TASK OBJECTIVE ::
Check each line of the listing below for the string "forward", and give only how many lines hold it.

DATA FOR THIS EXERCISE ::
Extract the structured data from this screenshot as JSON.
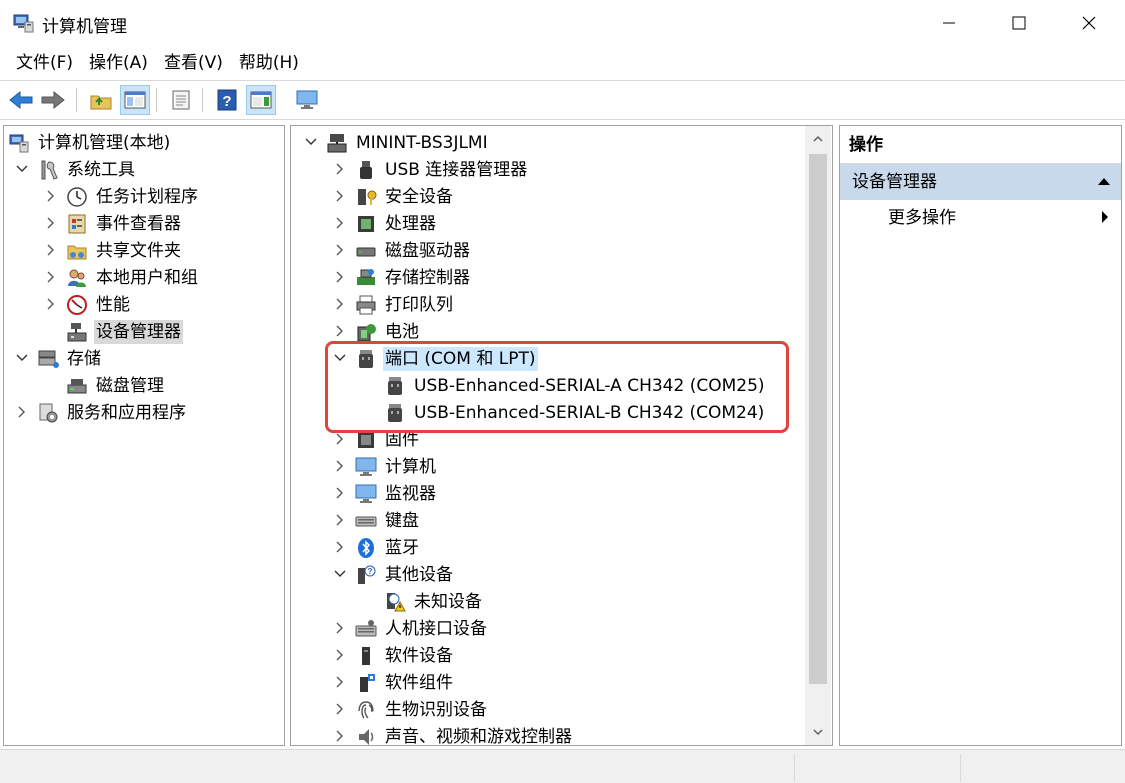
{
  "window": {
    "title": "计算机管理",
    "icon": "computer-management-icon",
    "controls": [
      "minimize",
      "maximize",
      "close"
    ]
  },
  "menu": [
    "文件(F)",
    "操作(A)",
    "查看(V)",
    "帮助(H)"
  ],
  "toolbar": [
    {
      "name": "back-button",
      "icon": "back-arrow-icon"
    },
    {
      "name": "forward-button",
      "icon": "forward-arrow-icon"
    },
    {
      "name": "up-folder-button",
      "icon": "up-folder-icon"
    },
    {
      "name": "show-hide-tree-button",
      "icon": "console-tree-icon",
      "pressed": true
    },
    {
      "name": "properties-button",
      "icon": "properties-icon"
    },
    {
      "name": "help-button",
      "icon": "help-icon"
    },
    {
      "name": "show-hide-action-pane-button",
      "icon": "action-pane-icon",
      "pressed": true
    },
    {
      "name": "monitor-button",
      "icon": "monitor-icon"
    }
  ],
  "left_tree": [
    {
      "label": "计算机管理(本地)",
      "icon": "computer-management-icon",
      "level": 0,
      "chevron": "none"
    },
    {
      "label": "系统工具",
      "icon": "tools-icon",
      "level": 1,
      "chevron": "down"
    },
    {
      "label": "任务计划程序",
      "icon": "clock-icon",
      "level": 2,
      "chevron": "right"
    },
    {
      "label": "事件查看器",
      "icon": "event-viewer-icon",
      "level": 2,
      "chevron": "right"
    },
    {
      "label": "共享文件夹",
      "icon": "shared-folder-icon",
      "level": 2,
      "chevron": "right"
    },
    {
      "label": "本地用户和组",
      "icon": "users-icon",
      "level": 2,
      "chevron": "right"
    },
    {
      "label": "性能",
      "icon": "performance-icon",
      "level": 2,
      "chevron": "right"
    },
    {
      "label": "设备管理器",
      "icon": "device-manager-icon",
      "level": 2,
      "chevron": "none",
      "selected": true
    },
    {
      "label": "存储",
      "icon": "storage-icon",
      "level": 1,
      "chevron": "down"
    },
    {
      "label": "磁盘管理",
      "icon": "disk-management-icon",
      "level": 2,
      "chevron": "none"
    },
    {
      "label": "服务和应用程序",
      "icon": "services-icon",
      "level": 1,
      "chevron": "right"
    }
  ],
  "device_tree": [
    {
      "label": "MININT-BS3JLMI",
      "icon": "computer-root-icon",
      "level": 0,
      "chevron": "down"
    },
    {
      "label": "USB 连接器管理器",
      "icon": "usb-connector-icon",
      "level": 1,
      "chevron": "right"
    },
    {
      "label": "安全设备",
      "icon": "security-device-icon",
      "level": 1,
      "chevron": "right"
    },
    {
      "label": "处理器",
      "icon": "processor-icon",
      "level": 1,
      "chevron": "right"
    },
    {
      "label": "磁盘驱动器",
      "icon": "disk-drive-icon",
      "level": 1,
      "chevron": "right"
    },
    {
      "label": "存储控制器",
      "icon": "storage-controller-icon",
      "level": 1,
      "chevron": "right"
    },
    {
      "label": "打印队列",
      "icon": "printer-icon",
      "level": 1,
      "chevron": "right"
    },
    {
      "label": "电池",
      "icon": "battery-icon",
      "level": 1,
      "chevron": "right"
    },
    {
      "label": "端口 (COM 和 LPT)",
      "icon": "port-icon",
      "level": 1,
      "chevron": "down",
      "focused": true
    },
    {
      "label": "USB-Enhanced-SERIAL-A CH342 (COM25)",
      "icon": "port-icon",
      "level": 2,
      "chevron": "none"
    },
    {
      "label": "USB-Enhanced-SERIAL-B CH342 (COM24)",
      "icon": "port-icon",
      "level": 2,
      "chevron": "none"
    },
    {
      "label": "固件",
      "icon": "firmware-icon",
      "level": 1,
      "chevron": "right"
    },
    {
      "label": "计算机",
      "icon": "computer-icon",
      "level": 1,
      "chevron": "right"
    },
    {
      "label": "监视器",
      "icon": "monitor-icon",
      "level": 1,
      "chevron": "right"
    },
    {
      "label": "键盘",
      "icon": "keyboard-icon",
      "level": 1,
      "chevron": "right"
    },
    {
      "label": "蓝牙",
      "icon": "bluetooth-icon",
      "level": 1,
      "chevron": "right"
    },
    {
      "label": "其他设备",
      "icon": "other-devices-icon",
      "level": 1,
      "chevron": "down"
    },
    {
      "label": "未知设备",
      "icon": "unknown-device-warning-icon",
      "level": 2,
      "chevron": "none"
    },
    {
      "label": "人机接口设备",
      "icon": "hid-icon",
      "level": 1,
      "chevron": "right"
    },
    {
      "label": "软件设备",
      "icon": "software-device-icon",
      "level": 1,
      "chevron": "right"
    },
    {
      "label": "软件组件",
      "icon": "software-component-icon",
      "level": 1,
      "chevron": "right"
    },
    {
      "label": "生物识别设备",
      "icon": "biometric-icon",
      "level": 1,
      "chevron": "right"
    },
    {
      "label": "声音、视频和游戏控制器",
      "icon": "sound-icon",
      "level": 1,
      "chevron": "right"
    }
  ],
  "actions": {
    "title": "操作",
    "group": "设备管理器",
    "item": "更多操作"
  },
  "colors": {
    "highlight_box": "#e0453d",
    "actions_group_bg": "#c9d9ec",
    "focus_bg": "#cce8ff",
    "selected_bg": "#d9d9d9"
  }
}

==

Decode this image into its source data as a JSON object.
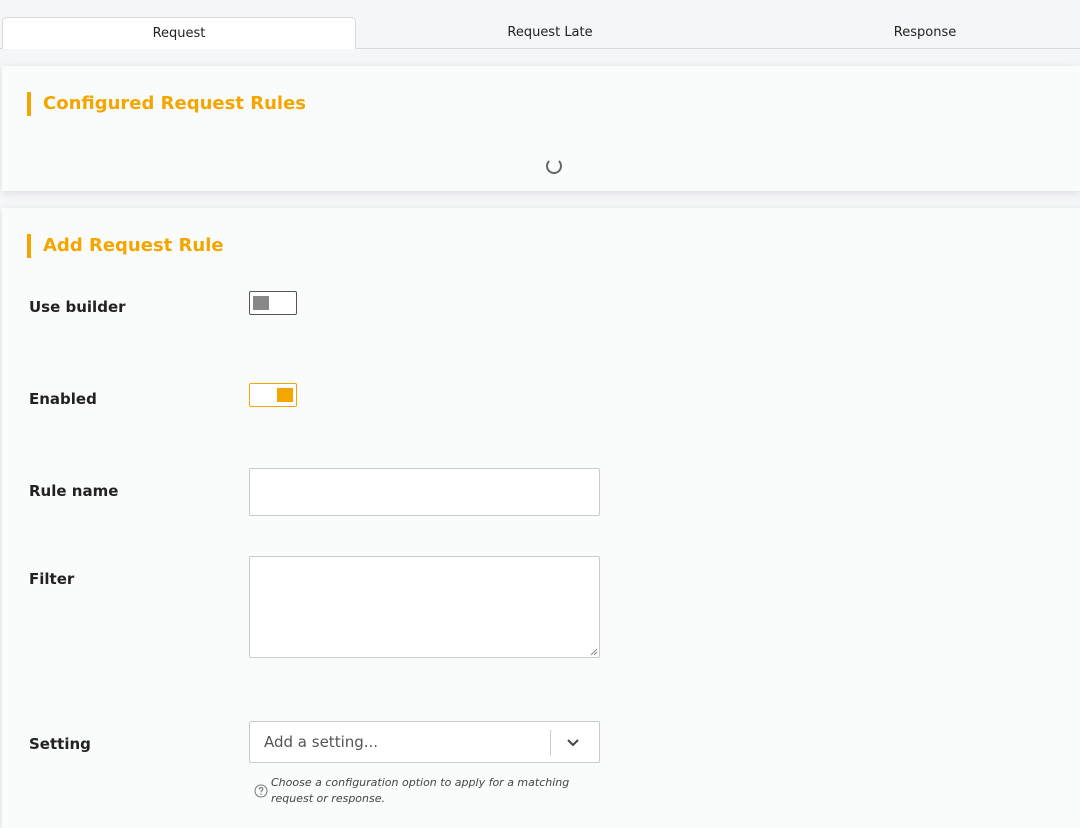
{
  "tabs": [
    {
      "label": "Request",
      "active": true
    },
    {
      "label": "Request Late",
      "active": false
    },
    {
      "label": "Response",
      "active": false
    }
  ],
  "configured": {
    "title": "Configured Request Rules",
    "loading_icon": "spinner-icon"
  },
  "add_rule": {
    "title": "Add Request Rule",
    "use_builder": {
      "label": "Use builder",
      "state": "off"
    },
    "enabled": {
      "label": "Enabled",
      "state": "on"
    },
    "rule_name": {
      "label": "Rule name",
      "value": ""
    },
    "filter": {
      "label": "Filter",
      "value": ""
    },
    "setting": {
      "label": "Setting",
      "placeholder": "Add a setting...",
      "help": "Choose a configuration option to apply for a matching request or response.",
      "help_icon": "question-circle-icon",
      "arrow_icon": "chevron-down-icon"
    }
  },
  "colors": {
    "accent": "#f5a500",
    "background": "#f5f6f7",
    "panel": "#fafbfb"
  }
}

OUTPUT FOR THIS TASK ::
2